§ STATED TASK
All of the material below is to be restated word for word, apart from the pictures.

§ DATA
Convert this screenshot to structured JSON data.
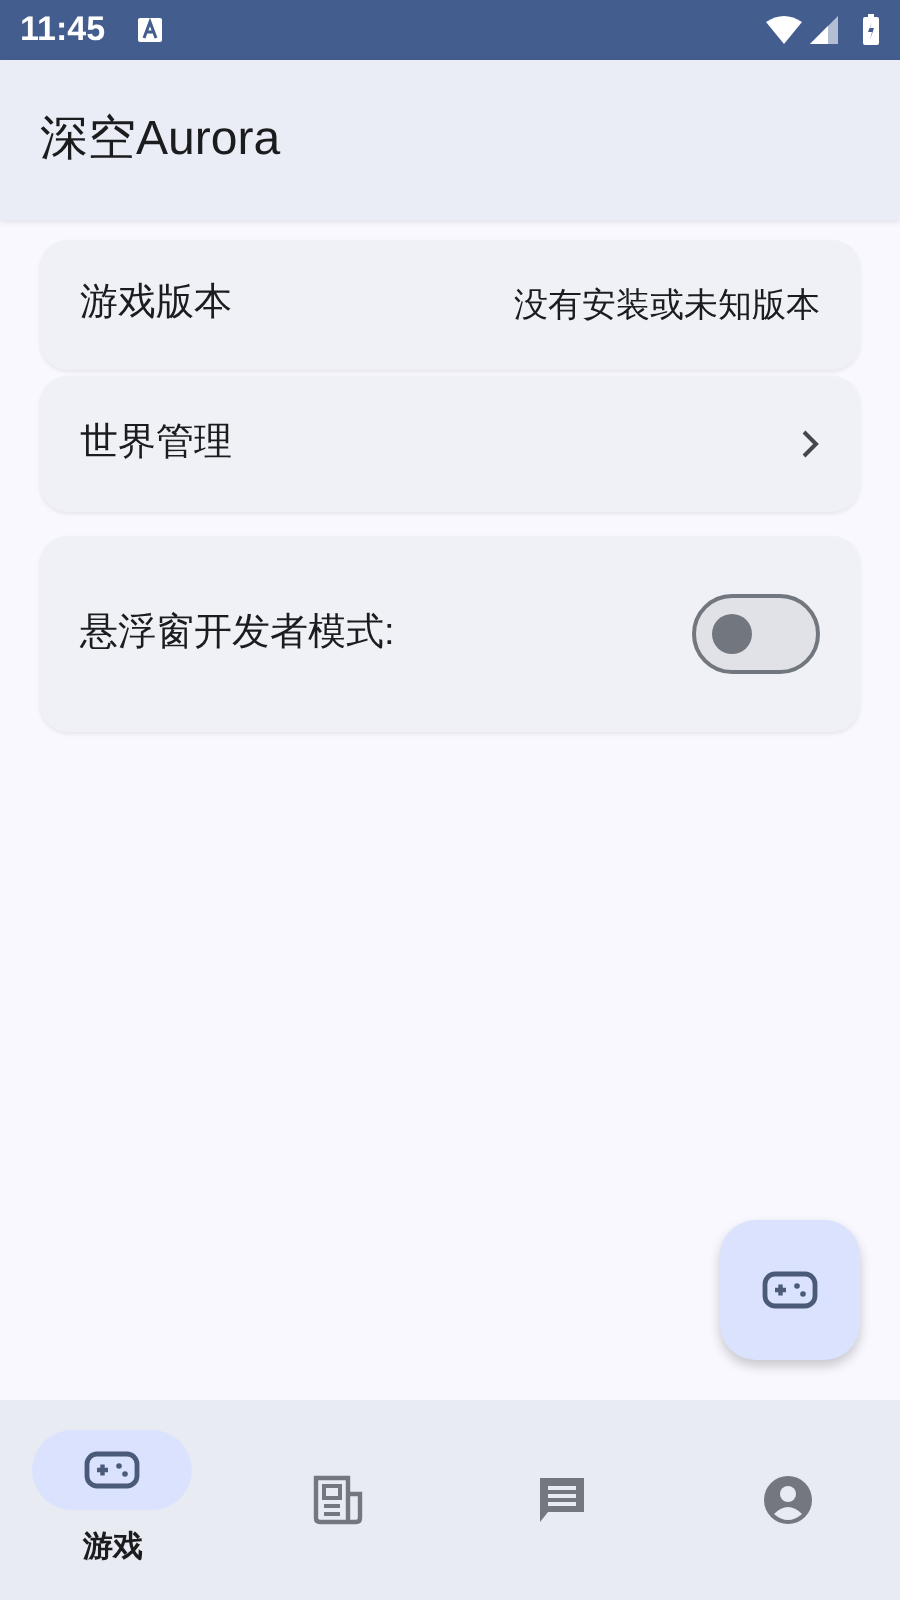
{
  "status_bar": {
    "time": "11:45"
  },
  "app_bar": {
    "title": "深空Aurora"
  },
  "settings": [
    {
      "kind": "value",
      "label": "游戏版本",
      "value": "没有安装或未知版本"
    },
    {
      "kind": "link",
      "label": "世界管理"
    },
    {
      "kind": "switch",
      "label": "悬浮窗开发者模式:",
      "on": false
    }
  ],
  "bottom_nav": [
    {
      "kind": "gamepad",
      "label": "游戏",
      "selected": true
    },
    {
      "kind": "news",
      "selected": false
    },
    {
      "kind": "chat",
      "selected": false
    },
    {
      "kind": "account",
      "selected": false
    }
  ]
}
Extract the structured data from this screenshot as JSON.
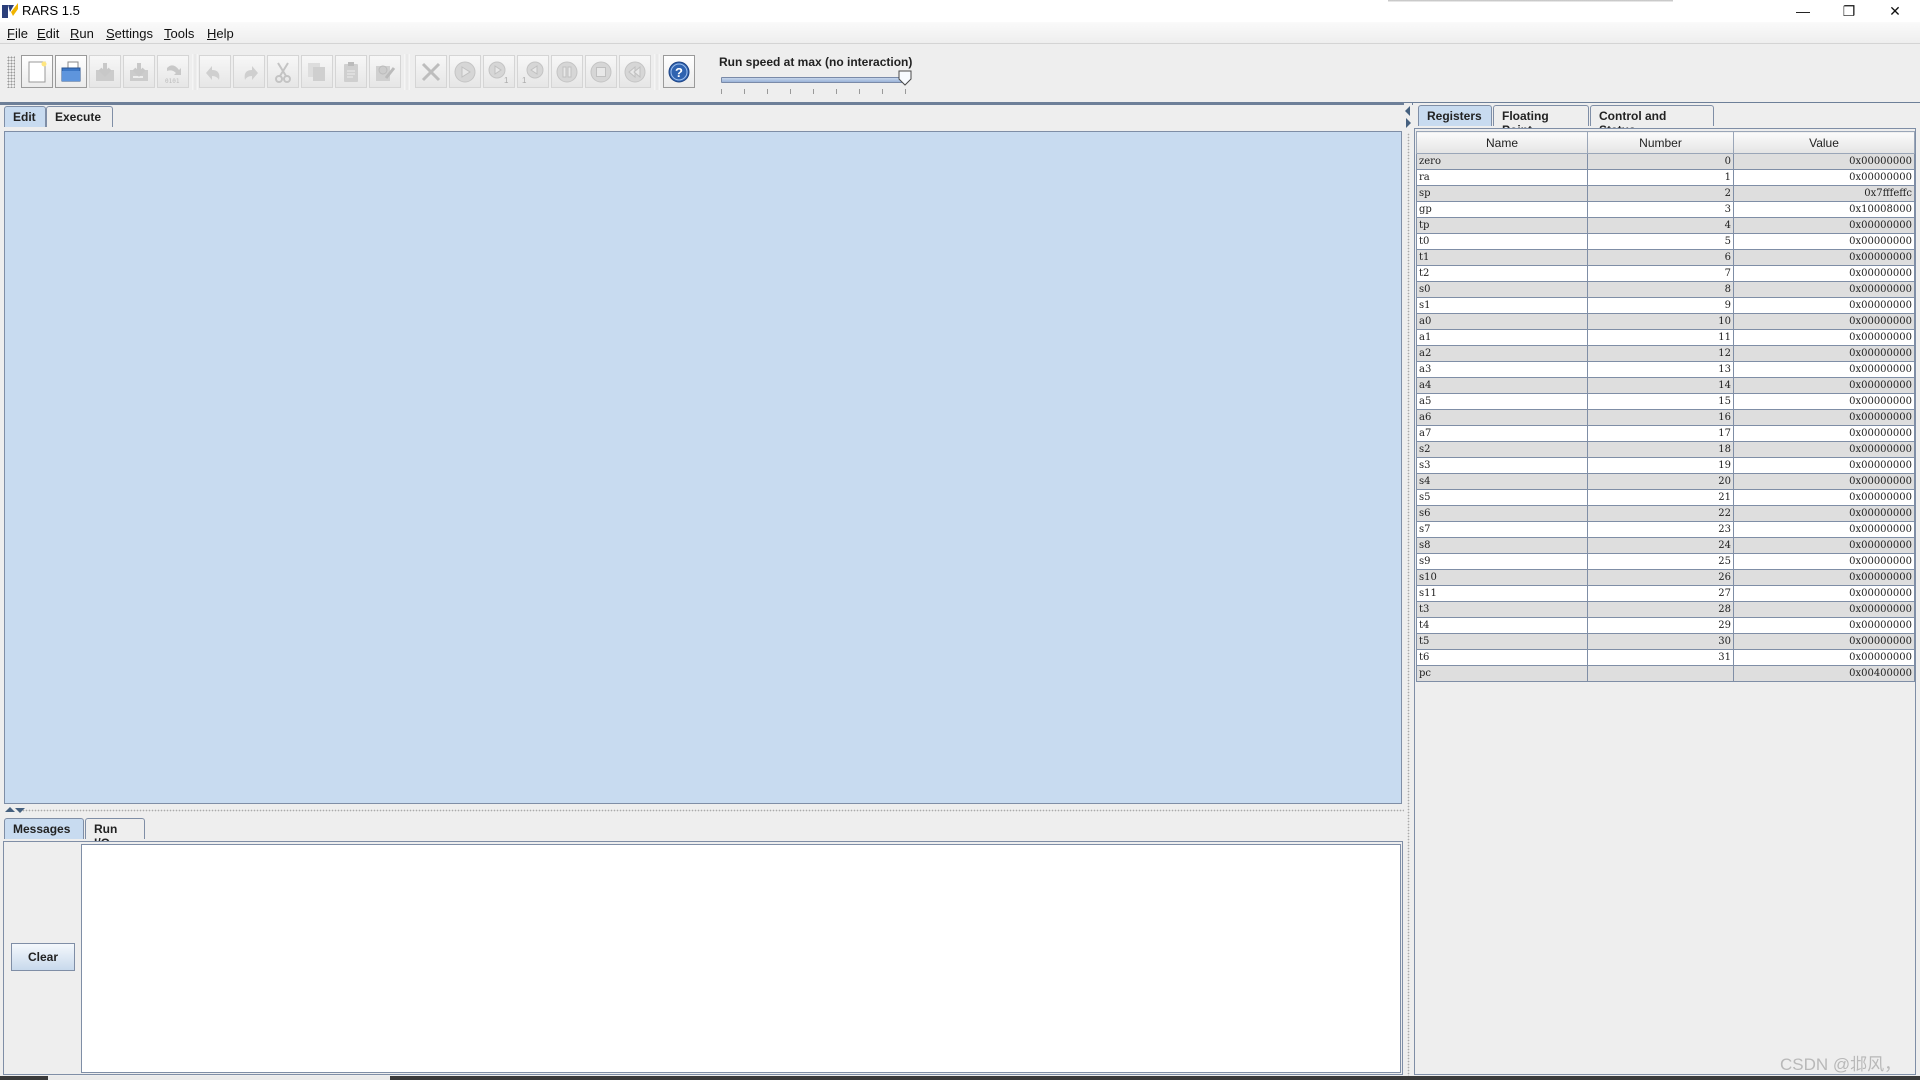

§ THE ANSWER
Convert this screenshot to structured JSON data.
{
  "status_bar": {
    "time": "11:45"
  },
  "app_bar": {
    "title": "深空Aurora"
  },
  "settings": [
    {
      "kind": "value",
      "label": "游戏版本",
      "value": "没有安装或未知版本"
    },
    {
      "kind": "link",
      "label": "世界管理"
    },
    {
      "kind": "switch",
      "label": "悬浮窗开发者模式:",
      "on": false
    }
  ],
  "bottom_nav": [
    {
      "kind": "gamepad",
      "label": "游戏",
      "selected": true
    },
    {
      "kind": "news",
      "selected": false
    },
    {
      "kind": "chat",
      "selected": false
    },
    {
      "kind": "account",
      "selected": false
    }
  ]
}
Extract the structured data from this screenshot as JSON.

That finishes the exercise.